▸ **REQUIREMENT**: Below are entries; tally how many lines hold the string "this" and answer with only that figure.

▸ **INPUT RECORDS**:
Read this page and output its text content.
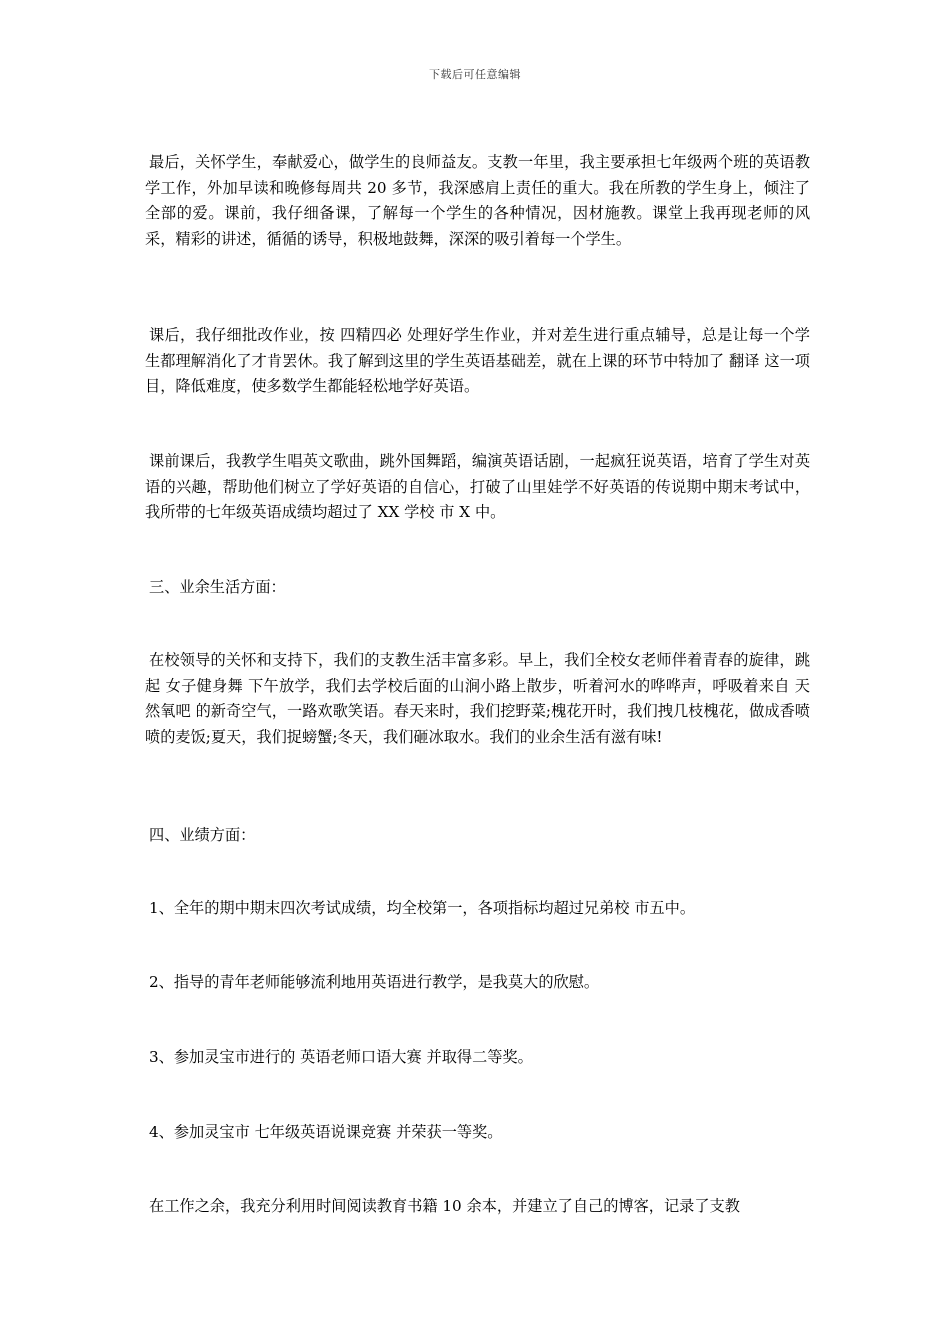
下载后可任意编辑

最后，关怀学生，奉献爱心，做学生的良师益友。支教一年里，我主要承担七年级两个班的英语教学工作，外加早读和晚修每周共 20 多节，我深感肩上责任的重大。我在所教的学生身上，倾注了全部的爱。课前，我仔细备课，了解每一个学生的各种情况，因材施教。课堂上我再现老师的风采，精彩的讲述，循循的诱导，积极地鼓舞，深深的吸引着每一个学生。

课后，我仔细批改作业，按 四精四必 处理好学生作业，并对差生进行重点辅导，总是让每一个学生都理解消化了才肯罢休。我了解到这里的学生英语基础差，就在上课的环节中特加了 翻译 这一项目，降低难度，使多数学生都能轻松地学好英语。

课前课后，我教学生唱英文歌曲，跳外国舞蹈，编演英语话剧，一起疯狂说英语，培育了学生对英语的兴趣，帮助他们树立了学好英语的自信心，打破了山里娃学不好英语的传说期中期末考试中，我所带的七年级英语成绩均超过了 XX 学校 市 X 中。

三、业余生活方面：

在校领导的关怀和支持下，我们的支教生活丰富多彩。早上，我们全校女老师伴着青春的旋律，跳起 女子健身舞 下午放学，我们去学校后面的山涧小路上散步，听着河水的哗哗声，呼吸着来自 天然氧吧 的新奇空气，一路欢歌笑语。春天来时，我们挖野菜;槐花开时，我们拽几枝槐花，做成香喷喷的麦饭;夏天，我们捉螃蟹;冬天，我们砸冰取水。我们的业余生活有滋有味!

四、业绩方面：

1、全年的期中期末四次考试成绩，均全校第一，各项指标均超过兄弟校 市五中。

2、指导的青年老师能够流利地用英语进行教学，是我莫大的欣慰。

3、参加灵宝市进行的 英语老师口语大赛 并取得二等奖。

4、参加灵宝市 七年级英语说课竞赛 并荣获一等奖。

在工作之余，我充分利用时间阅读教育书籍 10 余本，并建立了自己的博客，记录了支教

* * *

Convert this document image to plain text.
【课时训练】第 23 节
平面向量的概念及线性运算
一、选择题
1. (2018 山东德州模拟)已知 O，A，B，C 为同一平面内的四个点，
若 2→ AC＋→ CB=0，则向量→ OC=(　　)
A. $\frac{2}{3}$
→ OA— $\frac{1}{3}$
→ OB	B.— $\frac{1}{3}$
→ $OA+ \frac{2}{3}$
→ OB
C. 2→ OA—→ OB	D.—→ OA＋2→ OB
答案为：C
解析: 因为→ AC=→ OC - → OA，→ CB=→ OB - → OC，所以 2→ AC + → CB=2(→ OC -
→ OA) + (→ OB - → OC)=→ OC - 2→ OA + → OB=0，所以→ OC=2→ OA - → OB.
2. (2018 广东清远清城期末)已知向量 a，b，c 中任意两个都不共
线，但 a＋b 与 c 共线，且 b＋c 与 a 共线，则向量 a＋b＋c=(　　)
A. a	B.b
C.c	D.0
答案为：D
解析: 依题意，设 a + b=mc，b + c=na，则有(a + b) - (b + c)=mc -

▸ **REPLY TO THE TASK**: 2